◆ Goal ◆
Retype each line exactly. Skip images.

◆ Record set ◆
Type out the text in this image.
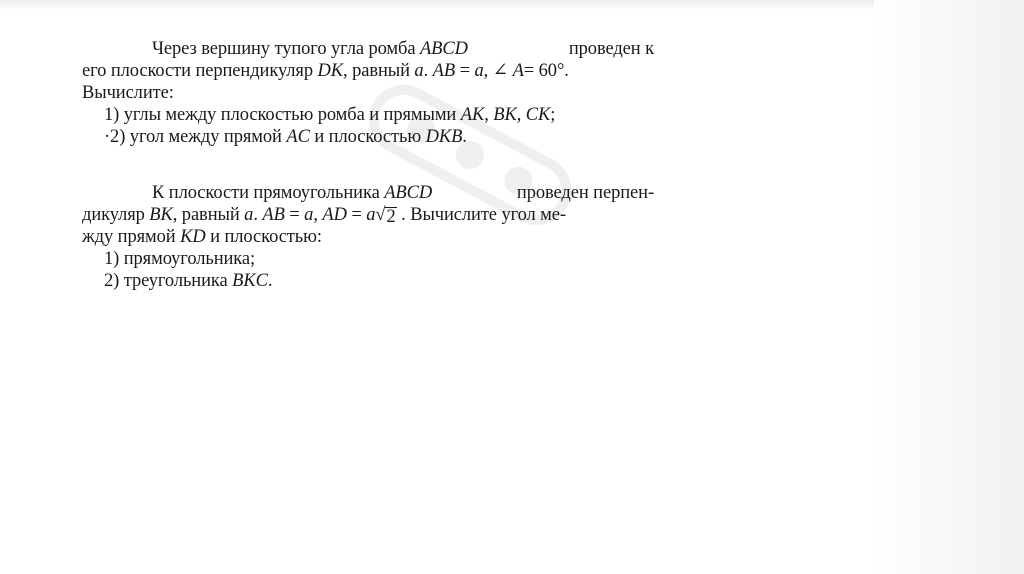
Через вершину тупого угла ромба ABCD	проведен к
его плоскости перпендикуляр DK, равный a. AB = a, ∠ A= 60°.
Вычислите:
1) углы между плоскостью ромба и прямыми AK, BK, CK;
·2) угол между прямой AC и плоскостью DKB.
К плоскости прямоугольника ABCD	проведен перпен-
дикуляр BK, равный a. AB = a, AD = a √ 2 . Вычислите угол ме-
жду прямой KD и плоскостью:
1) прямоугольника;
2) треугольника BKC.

◆ Answer to the task ◆
Type out the text in this image.
Через вершину тупого угла ромба ABCD	проведен к
его плоскости перпендикуляр DK, равный a. AB = a, ∠ A= 60°.
Вычислите:
1) углы между плоскостью ромба и прямыми AK, BK, CK;
·2) угол между прямой AC и плоскостью DKB.
К плоскости прямоугольника ABCD	проведен перпен-
дикуляр BK, равный a. AB = a, AD = a √ 2 . Вычислите угол ме-
жду прямой KD и плоскостью:
1) прямоугольника;
2) треугольника BKC.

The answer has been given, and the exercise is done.